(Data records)
>> start
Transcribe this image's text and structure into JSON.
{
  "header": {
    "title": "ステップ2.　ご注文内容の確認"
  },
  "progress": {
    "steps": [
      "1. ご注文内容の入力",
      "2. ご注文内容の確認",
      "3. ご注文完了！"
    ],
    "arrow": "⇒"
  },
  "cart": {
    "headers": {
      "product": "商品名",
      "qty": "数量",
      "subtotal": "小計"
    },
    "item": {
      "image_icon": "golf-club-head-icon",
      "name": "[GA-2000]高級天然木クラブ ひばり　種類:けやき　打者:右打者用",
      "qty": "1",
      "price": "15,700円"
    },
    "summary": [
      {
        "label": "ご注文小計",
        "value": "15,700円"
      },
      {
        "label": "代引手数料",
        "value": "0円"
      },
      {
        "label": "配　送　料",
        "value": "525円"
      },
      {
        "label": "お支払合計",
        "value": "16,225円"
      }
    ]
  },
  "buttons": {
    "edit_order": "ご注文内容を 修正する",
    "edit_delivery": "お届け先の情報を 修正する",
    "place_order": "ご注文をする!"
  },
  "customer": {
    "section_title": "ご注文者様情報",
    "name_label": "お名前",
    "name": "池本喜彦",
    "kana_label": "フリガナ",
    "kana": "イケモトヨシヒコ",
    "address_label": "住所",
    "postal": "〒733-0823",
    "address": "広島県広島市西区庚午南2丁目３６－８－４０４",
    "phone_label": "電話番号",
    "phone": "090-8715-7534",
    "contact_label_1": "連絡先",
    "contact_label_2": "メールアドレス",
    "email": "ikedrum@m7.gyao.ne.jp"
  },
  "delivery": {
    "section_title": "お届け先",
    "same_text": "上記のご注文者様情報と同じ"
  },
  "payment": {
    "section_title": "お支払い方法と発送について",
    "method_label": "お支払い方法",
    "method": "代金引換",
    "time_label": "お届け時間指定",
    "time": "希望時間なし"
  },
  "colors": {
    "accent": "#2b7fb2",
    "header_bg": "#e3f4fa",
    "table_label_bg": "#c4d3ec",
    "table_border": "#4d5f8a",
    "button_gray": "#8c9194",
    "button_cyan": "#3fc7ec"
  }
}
>> end
> **STATED PROBLEM**: Extract the data in full. Keep it word for word.

> **EXERCISE ANSWER**:
Transcribe this image's text and structure into JSON.
{
  "header": {
    "title": "ステップ2.　ご注文内容の確認"
  },
  "progress": {
    "steps": [
      "1. ご注文内容の入力",
      "2. ご注文内容の確認",
      "3. ご注文完了！"
    ],
    "arrow": "⇒"
  },
  "cart": {
    "headers": {
      "product": "商品名",
      "qty": "数量",
      "subtotal": "小計"
    },
    "item": {
      "image_icon": "golf-club-head-icon",
      "name": "[GA-2000]高級天然木クラブ ひばり　種類:けやき　打者:右打者用",
      "qty": "1",
      "price": "15,700円"
    },
    "summary": [
      {
        "label": "ご注文小計",
        "value": "15,700円"
      },
      {
        "label": "代引手数料",
        "value": "0円"
      },
      {
        "label": "配　送　料",
        "value": "525円"
      },
      {
        "label": "お支払合計",
        "value": "16,225円"
      }
    ]
  },
  "buttons": {
    "edit_order": "ご注文内容を 修正する",
    "edit_delivery": "お届け先の情報を 修正する",
    "place_order": "ご注文をする!"
  },
  "customer": {
    "section_title": "ご注文者様情報",
    "name_label": "お名前",
    "name": "池本喜彦",
    "kana_label": "フリガナ",
    "kana": "イケモトヨシヒコ",
    "address_label": "住所",
    "postal": "〒733-0823",
    "address": "広島県広島市西区庚午南2丁目３６－８－４０４",
    "phone_label": "電話番号",
    "phone": "090-8715-7534",
    "contact_label_1": "連絡先",
    "contact_label_2": "メールアドレス",
    "email": "ikedrum@m7.gyao.ne.jp"
  },
  "delivery": {
    "section_title": "お届け先",
    "same_text": "上記のご注文者様情報と同じ"
  },
  "payment": {
    "section_title": "お支払い方法と発送について",
    "method_label": "お支払い方法",
    "method": "代金引換",
    "time_label": "お届け時間指定",
    "time": "希望時間なし"
  },
  "colors": {
    "accent": "#2b7fb2",
    "header_bg": "#e3f4fa",
    "table_label_bg": "#c4d3ec",
    "table_border": "#4d5f8a",
    "button_gray": "#8c9194",
    "button_cyan": "#3fc7ec"
  }
}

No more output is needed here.